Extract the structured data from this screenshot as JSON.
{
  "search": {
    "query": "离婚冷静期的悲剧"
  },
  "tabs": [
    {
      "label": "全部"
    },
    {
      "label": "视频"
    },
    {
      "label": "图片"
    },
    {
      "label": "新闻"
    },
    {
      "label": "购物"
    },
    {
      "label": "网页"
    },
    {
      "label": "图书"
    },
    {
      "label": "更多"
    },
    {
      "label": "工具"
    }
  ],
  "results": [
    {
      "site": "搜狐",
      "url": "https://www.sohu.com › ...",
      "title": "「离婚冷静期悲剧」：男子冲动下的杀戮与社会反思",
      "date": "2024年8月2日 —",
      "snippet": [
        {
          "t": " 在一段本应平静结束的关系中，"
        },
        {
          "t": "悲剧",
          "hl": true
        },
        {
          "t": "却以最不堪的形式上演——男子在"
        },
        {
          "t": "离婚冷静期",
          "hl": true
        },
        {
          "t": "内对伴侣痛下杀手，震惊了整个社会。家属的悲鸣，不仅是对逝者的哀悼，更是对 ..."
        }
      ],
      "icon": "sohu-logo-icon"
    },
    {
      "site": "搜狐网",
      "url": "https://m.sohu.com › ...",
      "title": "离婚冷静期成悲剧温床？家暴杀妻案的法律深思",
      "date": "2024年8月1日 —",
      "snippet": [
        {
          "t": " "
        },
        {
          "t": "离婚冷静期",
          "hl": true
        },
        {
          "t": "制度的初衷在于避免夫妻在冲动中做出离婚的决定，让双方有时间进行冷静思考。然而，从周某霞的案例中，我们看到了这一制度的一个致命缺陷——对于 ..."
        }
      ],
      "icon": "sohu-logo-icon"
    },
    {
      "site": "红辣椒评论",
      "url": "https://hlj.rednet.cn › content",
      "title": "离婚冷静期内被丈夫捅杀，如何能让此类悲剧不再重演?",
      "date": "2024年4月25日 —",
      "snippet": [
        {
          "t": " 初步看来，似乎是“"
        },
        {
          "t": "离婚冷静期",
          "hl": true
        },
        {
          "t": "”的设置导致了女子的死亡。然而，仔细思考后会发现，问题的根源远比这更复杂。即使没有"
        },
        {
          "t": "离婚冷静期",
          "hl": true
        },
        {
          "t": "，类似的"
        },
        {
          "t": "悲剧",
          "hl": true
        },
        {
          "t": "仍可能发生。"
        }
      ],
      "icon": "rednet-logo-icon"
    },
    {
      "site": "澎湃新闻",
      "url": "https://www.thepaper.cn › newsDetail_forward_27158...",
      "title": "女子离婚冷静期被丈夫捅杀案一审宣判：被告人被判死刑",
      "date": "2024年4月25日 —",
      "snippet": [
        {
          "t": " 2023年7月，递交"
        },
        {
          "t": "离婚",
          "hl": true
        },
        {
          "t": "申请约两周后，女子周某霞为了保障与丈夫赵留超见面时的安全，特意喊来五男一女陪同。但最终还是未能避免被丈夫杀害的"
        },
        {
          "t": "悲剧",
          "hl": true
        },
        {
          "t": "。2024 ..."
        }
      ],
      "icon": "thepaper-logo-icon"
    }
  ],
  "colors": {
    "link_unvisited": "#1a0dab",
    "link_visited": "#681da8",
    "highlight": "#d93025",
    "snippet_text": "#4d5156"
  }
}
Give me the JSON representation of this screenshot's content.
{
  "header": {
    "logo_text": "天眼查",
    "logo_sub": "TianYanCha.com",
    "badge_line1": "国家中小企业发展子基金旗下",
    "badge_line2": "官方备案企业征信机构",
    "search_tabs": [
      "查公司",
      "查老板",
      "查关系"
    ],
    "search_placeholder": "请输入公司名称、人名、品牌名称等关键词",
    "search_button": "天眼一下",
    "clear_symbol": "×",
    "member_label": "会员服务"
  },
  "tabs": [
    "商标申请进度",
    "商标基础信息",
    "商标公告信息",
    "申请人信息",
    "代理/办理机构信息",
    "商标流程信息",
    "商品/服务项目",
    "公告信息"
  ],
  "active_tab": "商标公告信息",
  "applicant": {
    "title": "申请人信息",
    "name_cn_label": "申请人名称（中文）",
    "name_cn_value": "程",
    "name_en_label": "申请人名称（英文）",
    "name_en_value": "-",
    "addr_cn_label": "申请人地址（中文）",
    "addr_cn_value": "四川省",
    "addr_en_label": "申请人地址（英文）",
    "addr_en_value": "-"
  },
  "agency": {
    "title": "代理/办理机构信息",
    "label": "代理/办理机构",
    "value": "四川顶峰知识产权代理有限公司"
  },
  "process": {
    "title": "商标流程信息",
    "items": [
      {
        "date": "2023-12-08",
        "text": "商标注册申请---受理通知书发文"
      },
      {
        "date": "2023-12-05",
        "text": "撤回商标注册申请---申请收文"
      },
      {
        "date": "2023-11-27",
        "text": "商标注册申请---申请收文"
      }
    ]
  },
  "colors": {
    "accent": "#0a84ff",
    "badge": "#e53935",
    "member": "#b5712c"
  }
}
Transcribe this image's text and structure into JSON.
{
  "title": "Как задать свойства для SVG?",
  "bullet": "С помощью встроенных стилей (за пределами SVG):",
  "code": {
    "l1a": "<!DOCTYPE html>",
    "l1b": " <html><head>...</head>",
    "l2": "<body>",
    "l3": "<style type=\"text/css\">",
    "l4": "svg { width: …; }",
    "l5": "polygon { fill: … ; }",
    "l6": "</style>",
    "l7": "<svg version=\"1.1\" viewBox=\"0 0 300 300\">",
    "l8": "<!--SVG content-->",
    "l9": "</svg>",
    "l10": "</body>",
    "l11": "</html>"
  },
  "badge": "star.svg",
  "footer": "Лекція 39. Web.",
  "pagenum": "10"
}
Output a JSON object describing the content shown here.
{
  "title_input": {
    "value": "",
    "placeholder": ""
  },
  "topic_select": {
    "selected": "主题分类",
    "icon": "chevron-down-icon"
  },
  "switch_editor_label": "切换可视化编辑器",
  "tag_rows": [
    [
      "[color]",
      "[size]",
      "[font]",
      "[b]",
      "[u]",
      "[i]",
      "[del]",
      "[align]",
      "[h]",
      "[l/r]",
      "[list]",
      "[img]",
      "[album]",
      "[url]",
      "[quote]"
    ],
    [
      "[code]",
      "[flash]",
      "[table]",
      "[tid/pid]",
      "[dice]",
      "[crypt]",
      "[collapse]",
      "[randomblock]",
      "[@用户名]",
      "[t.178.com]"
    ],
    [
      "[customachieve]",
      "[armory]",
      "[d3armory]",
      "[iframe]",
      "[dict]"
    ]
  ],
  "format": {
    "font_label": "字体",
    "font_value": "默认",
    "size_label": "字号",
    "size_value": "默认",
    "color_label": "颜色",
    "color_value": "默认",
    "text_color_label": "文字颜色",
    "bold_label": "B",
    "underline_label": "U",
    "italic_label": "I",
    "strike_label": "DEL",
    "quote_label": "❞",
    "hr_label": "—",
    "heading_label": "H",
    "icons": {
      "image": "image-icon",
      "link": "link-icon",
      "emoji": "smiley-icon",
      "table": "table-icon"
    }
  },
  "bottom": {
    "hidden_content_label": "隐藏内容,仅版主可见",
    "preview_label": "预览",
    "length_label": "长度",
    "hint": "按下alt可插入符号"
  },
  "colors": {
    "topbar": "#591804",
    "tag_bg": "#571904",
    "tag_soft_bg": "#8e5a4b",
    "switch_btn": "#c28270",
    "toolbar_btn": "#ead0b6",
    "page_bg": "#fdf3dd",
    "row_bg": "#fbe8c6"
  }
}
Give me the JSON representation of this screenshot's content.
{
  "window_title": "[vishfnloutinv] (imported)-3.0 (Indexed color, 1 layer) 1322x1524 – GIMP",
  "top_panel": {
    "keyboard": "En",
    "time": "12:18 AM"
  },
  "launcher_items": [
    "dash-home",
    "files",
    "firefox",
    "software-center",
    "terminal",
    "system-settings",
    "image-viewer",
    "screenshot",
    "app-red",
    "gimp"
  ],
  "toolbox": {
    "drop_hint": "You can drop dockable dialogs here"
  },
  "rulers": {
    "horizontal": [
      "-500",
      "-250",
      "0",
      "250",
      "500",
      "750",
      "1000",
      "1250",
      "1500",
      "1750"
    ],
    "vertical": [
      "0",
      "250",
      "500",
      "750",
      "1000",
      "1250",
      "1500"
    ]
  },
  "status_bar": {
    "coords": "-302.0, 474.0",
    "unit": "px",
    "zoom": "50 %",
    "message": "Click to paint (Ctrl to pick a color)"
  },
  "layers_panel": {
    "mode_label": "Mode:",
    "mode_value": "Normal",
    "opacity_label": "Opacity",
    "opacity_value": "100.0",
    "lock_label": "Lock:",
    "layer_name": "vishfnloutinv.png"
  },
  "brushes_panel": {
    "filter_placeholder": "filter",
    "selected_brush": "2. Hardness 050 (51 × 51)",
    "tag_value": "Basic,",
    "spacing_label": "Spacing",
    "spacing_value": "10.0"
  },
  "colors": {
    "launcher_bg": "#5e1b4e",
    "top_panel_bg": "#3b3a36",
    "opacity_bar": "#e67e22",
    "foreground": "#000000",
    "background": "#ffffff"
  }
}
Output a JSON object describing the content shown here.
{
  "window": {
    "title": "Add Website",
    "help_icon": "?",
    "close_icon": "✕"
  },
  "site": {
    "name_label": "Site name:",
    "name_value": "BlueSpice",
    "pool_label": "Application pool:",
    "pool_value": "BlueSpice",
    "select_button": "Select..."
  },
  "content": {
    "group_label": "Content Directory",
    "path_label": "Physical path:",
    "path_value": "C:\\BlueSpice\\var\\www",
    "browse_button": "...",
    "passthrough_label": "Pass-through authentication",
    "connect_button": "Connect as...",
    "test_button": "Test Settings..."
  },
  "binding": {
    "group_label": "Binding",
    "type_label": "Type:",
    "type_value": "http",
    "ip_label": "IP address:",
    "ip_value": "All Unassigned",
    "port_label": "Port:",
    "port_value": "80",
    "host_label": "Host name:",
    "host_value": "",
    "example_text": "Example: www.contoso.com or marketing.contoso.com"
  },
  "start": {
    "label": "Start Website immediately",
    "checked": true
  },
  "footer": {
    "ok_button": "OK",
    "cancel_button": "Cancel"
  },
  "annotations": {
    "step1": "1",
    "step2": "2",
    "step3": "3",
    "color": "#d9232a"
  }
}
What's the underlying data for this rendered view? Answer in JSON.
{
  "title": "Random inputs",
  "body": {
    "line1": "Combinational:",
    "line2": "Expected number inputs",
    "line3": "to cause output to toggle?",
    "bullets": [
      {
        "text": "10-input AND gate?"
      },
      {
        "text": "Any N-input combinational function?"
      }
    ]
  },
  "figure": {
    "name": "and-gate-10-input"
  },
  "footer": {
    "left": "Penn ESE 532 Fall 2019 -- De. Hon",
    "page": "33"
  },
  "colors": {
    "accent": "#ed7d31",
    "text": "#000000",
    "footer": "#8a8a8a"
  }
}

▬▬▬▬▬▬▬▬▬▬

In the entries above, identify every line with the string "date".

**TASK RESULT**
      "date": "2024年8月2日 —",
      "date": "2024年8月1日 —",
      "date": "2024年4月25日 —",
      "date": "2024年4月25日 —",
        "date": "2023-12-08",
        "date": "2023-12-05",
        "date": "2023-11-27",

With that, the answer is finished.